(Stored items from a collection)
------------------------------------------------------------------------

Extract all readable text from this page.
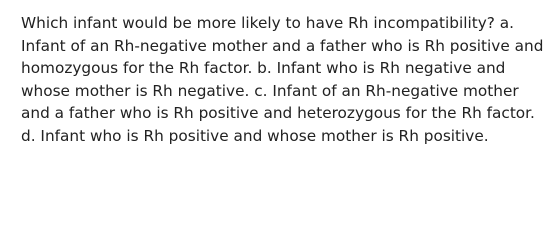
Which infant would be more likely to have Rh incompatibility? a. Infant of an Rh-negative mother and a father who is Rh positive and homozygous for the Rh factor. b. Infant who is Rh negative and whose mother is Rh negative. c. Infant of an Rh-negative mother and a father who is Rh positive and heterozygous for the Rh factor. d. Infant who is Rh positive and whose mother is Rh positive.
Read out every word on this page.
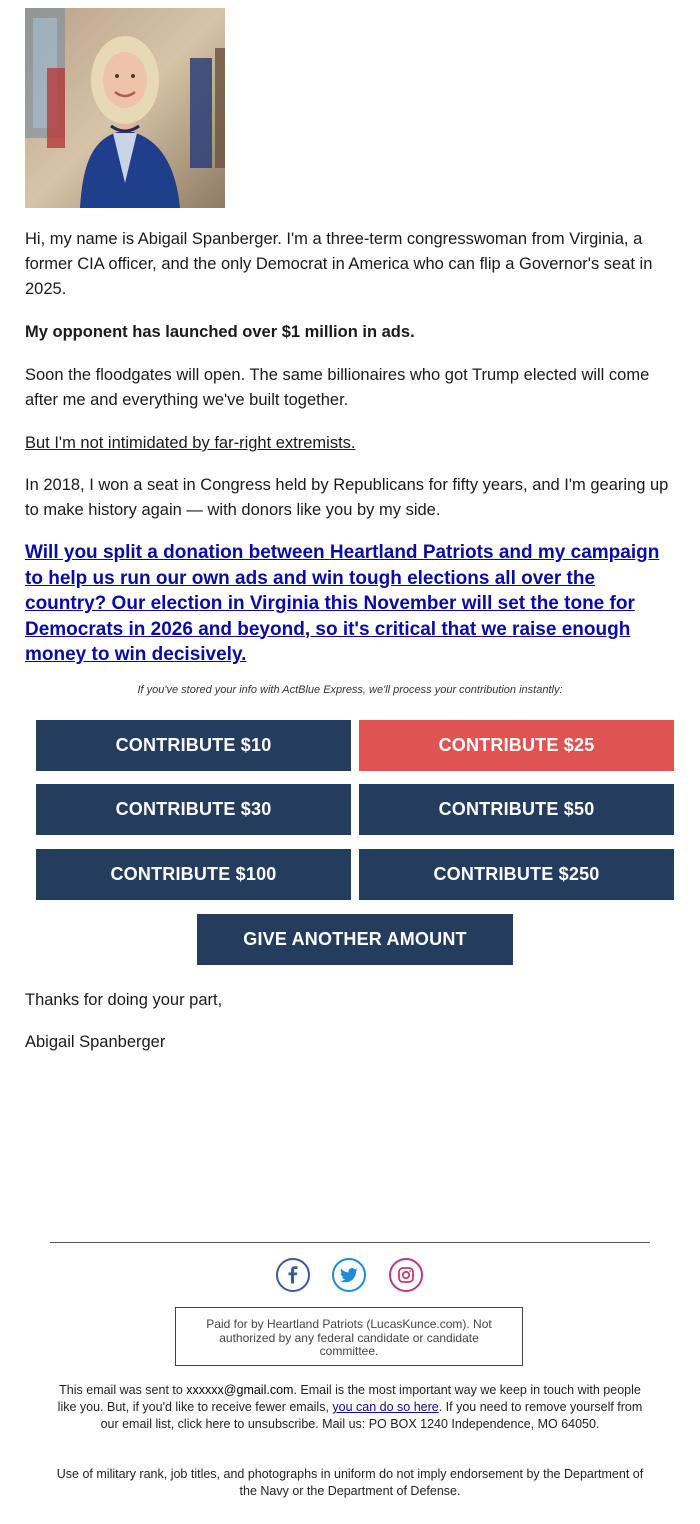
Hi, my name is Abigail Spanberger. I'm a three-term congresswoman from Virginia, a former CIA officer, and the only Democrat in America who can flip a Governor's seat in 2025.

My opponent has launched over $1 million in ads.

Soon the floodgates will open. The same billionaires who got Trump elected will come after me and everything we've built together.

But I'm not intimidated by far-right extremists.

In 2018, I won a seat in Congress held by Republicans for fifty years, and I'm gearing up to make history again — with donors like you by my side.

Will you split a donation between Heartland Patriots and my campaign to help us run our own ads and win tough elections all over the country? Our election in Virginia this November will set the tone for Democrats in 2026 and beyond, so it's critical that we raise enough money to win decisively.

If you've stored your info with ActBlue Express, we'll process your contribution instantly:
CONTRIBUTE $10	CONTRIBUTE $25
CONTRIBUTE $30	CONTRIBUTE $50
CONTRIBUTE $100	CONTRIBUTE $250
GIVE ANOTHER AMOUNT
Thanks for doing your part,
Abigail Spanberger
Paid for by Heartland Patriots (LucasKunce.com). Not authorized by any federal candidate or candidate committee.
This email was sent to xxxxxx@gmail.com. Email is the most important way we keep in touch with people like you. But, if you'd like to receive fewer emails, you can do so here. If you need to remove yourself from our email list, click here to unsubscribe. Mail us: PO BOX 1240 Independence, MO 64050.
Use of military rank, job titles, and photographs in uniform do not imply endorsement by the Department of the Navy or the Department of Defense.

------------------------------------------------------------------------

**What the task requires**
Check each line above for the string "Heartland" and show the ones that have it.

**Answer for this exercise**
Will you split a donation between Heartland Patriots and my campaign to help us run our own ads and win tough elections all over the country? Our election in Virginia this November will set the tone for Democrats in 2026 and beyond, so it's critical that we raise enough money to win decisively.
Paid for by Heartland Patriots (LucasKunce.com). Not authorized by any federal candidate or candidate committee.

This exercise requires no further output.